### Directive
Starting at the first line of the listing and ending at the line containing "station-point bbox=[154, 1080, 160, 1086]", set those lines out as a numbered list with blank lines left out.

-------------------------

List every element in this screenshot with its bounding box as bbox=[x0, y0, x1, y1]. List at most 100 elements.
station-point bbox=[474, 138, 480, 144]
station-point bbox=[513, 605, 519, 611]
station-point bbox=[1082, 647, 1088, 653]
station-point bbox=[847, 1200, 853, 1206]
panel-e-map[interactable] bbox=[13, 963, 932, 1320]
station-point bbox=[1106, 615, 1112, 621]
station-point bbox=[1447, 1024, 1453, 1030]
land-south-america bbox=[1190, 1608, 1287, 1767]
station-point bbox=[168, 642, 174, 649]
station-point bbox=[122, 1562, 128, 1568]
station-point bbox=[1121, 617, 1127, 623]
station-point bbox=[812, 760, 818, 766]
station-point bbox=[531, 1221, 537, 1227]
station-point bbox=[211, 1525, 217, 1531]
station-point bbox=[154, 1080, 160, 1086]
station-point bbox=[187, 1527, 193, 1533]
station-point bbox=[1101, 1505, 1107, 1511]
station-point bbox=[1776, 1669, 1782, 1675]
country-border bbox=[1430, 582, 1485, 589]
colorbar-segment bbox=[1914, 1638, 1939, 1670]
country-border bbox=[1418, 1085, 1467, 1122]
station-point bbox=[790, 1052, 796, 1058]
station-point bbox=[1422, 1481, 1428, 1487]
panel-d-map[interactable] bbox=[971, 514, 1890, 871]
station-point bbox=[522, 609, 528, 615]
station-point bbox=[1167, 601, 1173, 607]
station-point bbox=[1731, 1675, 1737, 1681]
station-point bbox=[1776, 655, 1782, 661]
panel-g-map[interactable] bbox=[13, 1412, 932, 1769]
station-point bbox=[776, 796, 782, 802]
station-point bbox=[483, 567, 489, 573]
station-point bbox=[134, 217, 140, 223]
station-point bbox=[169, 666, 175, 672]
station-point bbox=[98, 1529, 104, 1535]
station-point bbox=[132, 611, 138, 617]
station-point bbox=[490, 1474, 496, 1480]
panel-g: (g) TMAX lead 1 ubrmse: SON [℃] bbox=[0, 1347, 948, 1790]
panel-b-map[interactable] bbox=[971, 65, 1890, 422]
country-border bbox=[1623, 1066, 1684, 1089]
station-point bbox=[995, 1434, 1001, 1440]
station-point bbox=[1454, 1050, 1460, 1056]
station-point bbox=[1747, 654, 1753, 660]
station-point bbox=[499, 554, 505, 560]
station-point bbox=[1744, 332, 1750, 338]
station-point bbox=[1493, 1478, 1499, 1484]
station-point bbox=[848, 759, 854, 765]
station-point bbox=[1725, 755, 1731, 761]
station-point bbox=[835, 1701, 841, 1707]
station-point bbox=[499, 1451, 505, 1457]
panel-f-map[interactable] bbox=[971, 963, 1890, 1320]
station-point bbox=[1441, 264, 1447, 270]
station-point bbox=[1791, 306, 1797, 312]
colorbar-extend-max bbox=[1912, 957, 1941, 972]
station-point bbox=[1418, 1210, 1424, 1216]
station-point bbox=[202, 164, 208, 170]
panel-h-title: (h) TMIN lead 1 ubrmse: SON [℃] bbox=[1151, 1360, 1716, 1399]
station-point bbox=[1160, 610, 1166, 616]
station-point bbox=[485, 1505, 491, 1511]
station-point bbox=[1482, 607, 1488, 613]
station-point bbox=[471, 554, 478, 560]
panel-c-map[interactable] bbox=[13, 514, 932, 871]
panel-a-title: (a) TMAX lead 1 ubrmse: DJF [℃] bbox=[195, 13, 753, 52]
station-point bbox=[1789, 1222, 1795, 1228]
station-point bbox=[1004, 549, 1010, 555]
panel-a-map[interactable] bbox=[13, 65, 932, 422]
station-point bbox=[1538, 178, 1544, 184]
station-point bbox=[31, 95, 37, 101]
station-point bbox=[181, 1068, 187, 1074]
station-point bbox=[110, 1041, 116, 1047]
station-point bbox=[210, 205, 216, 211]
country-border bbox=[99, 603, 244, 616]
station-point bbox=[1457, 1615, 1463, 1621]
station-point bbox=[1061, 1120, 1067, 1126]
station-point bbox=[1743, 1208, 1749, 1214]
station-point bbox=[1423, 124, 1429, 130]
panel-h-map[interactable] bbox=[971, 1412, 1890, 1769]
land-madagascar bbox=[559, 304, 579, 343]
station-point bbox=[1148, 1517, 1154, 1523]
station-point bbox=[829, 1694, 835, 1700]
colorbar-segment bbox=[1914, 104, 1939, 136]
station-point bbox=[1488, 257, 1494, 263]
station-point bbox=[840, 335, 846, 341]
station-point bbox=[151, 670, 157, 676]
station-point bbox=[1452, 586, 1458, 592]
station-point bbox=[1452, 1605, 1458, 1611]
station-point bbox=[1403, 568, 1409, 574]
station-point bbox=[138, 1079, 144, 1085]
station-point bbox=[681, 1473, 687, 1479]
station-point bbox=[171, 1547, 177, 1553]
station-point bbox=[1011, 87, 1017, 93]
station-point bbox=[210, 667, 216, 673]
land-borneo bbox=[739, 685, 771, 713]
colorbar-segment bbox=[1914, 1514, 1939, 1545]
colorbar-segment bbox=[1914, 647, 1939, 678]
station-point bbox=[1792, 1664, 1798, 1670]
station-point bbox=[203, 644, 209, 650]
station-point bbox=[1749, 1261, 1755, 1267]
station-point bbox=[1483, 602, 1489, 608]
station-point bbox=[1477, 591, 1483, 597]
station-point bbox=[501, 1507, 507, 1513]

-------------------------

### In response
1. List every element in this screenshot with its bounding box as bbox=[x0, y0, x1, y1]. List at most 100 elements.
2. station-point bbox=[474, 138, 480, 144]
3. station-point bbox=[513, 605, 519, 611]
4. station-point bbox=[1082, 647, 1088, 653]
5. station-point bbox=[847, 1200, 853, 1206]
6. panel-e-map[interactable] bbox=[13, 963, 932, 1320]
7. station-point bbox=[1106, 615, 1112, 621]
8. station-point bbox=[1447, 1024, 1453, 1030]
9. land-south-america bbox=[1190, 1608, 1287, 1767]
10. station-point bbox=[168, 642, 174, 649]
11. station-point bbox=[122, 1562, 128, 1568]
12. station-point bbox=[1121, 617, 1127, 623]
13. station-point bbox=[812, 760, 818, 766]
14. station-point bbox=[531, 1221, 537, 1227]
15. station-point bbox=[211, 1525, 217, 1531]
16. station-point bbox=[154, 1080, 160, 1086]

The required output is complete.